Required work — Reproduce the text on financial instability word for word between "Have People You" and "you financial advice.", inclusive.

Given passage —
------

While it’s good to strive for financial stability and not ever having to worry about money, many Americans still struggle with money issues every year. In fact, this year 1.5 million Americans will declare bankruptcy, and another 58% will worry about not having enough money to pay for emergency situations. Saving for retirement is also a huge concern. Living in a society where the inevitable need for money seems to control our lives, it is evident that maintaining financial security is essential to a healthy overall well-being. Unfortunately, financial instability can happen to anyone and at any given time regardless of their current financial situation. Approaching your financial struggles with a positive attitude is the best practice you can take to minimize emotional damage.
Coming to Terms
Experiencing a state of financial instability—whether it’s a business going under, incurring unexpected expenses, student loans escalating, or simply overspending and budgeting poorly—can happen to anyone. Unfortunately, stress may not be the only outcome of your financial situation. Financial stress can lead to long-term mental illnesses such as depression, anxiety or other mood disorders.
Disregarding your financial instability, known as debt denial, can lead to even more stress when reality catches up with you. Therefore, being aware and in control of your feelings is the first step to overcoming financial instability. This doesn’t mean you give in to the stress and let it consume you. Analyze the circumstance you’re currently in and how your financial instability is affecting your life. Often, financial instability is not as bad as it seems. Many individuals associate financial instability with failure and give up or accept defeat, making their situation seem much worse than it really is. When faced with financial instability, accept the situation in a positive light. Retain your ground and begin considering your next steps.
Have People You Can Turn To
Dealing with financial instability is difficult, however, it is even more difficult when you’re dealing with it alone. For this reason, reach out to those you trust and with whom you are comfortable. Reveal your situation to them and see how they can help. Perhaps they or someone they know can offer you financial advice.
Be it a job opportunity or a loan that someone is willing to give to you, never forget that networking is your best friend and will expand your list of possibilities. And if nothing else works, surround yourself with loved ones who can help you cope with the emotional stress. As previously mentioned, emotional stress is most often the biggest struggle attributed to financial instability. The faster you can accept your situation and move on past the initial shock, the quicker you can begin working towards a solution. And this can be an easier process with love and support from those you cherish.
Plan and Take Your Next Steps
After accepting your circumstance and coming to terms with any emotional damage you may have experienced, it is time to figure out your next steps and begin putting them into action. First, consider your money spending habits. Ask yourself where you spend money, what you spend it on and how you can go about minimizing the amount of money you spend. If you’re out of a job, evaluate your skill set and explore where and how your skills can be utilized and turned into profit.
While no one wants to hear this advice, declaring personal bankruptcy can be one of your most strategic moves. Depending on the degree of bankruptcy you declare, you will lose most, if not all, your assets and have bankruptcy on your credit record. However, declaring bankruptcy is the easiest way to a fresh start for those who are unable to make debt payments, unable to sort out their finances or for those who are unsure of how much they owe. And for those who are considering declaring bankruptcy but are nervous about the steps afterward, know that it’s not uncommon for recent bankruptees to purchase a home and get their lives back on track.
Whether you are financially unstable or not, a financial crisis can happen to anyone at the most unexpected of times. Therefore, it is best practice to always have a savings account or an emergency fund on hand should you come across unforeseen expenses. Financial instability, however, is not the worst thing that can happen to you. Millions of Americans deal with financial instability and bankruptcy every year and come out even stronger than before their financial struggles. You can too with the right mindset and the right strategy!

------

Bounding box prediction data —
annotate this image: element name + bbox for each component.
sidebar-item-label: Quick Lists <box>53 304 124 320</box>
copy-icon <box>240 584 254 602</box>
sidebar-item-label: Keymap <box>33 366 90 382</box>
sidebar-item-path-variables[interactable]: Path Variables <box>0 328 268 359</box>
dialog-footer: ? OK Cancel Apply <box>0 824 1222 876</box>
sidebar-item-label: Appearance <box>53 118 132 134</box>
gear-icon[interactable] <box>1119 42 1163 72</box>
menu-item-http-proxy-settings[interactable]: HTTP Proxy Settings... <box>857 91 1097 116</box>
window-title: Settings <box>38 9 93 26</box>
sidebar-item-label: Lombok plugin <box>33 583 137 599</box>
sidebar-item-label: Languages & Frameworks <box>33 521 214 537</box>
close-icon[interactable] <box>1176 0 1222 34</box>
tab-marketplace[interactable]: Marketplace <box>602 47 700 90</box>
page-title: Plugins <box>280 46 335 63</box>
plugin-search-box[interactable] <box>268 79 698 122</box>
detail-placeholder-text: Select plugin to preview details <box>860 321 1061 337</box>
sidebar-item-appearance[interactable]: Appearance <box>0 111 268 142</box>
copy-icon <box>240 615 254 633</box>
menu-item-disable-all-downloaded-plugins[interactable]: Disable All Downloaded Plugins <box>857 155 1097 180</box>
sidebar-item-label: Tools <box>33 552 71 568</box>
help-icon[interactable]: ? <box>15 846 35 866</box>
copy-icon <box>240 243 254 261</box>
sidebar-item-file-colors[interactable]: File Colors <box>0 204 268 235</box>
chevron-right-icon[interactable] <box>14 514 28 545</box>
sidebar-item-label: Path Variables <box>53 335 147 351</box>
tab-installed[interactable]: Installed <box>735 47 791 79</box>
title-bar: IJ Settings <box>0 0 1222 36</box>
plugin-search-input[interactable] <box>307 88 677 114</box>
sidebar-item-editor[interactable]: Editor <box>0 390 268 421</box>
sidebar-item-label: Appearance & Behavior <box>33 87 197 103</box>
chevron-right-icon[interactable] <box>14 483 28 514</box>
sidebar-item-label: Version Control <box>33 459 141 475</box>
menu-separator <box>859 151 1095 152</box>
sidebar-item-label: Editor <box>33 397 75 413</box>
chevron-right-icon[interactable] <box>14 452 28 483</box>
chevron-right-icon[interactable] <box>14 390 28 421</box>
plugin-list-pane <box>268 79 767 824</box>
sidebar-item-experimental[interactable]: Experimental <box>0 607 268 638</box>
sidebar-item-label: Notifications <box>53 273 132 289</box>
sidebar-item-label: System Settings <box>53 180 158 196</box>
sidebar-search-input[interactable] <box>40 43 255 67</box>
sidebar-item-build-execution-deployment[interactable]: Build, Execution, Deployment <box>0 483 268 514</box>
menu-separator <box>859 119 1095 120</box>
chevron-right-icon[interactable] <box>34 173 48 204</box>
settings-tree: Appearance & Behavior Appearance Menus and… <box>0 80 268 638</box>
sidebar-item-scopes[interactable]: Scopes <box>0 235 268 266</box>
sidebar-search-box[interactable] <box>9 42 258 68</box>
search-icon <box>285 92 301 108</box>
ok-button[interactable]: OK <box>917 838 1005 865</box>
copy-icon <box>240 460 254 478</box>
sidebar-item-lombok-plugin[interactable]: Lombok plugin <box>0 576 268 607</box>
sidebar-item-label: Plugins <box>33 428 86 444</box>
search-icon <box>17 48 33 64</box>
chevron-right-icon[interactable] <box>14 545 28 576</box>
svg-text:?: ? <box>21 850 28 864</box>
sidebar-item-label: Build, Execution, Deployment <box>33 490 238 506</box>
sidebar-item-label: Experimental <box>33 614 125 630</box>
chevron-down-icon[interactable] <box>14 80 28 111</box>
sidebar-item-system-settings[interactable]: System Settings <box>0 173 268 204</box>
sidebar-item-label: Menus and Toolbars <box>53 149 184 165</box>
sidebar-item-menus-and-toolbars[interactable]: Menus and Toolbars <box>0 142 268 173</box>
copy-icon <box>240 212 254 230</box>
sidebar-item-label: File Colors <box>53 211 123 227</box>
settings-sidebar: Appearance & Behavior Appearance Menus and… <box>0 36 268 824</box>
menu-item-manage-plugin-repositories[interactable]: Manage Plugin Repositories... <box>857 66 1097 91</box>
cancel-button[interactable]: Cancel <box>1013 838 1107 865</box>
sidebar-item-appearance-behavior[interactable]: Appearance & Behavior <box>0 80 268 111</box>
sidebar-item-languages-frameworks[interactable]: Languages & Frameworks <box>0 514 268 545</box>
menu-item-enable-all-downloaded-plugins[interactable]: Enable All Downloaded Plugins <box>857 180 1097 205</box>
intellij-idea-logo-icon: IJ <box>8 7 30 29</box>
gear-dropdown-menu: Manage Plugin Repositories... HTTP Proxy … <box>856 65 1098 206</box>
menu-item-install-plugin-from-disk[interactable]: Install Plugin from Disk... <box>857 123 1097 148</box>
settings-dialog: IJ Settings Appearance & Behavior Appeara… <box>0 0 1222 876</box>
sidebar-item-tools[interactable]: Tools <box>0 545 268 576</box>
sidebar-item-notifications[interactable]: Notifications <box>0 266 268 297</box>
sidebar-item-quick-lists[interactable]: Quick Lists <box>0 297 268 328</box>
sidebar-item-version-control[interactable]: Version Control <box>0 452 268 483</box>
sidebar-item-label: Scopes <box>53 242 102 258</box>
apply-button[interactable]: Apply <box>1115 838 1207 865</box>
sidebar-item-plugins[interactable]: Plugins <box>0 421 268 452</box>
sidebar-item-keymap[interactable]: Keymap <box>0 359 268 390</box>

------

Your response —
Have People You Can Turn To
Dealing with financial instability is difficult, however, it is even more difficult when you’re dealing with it alone. For this reason, reach out to those you trust and with whom you are comfortable. Reveal your situation to them and see how they can help. Perhaps they or someone they know can offer you financial advice.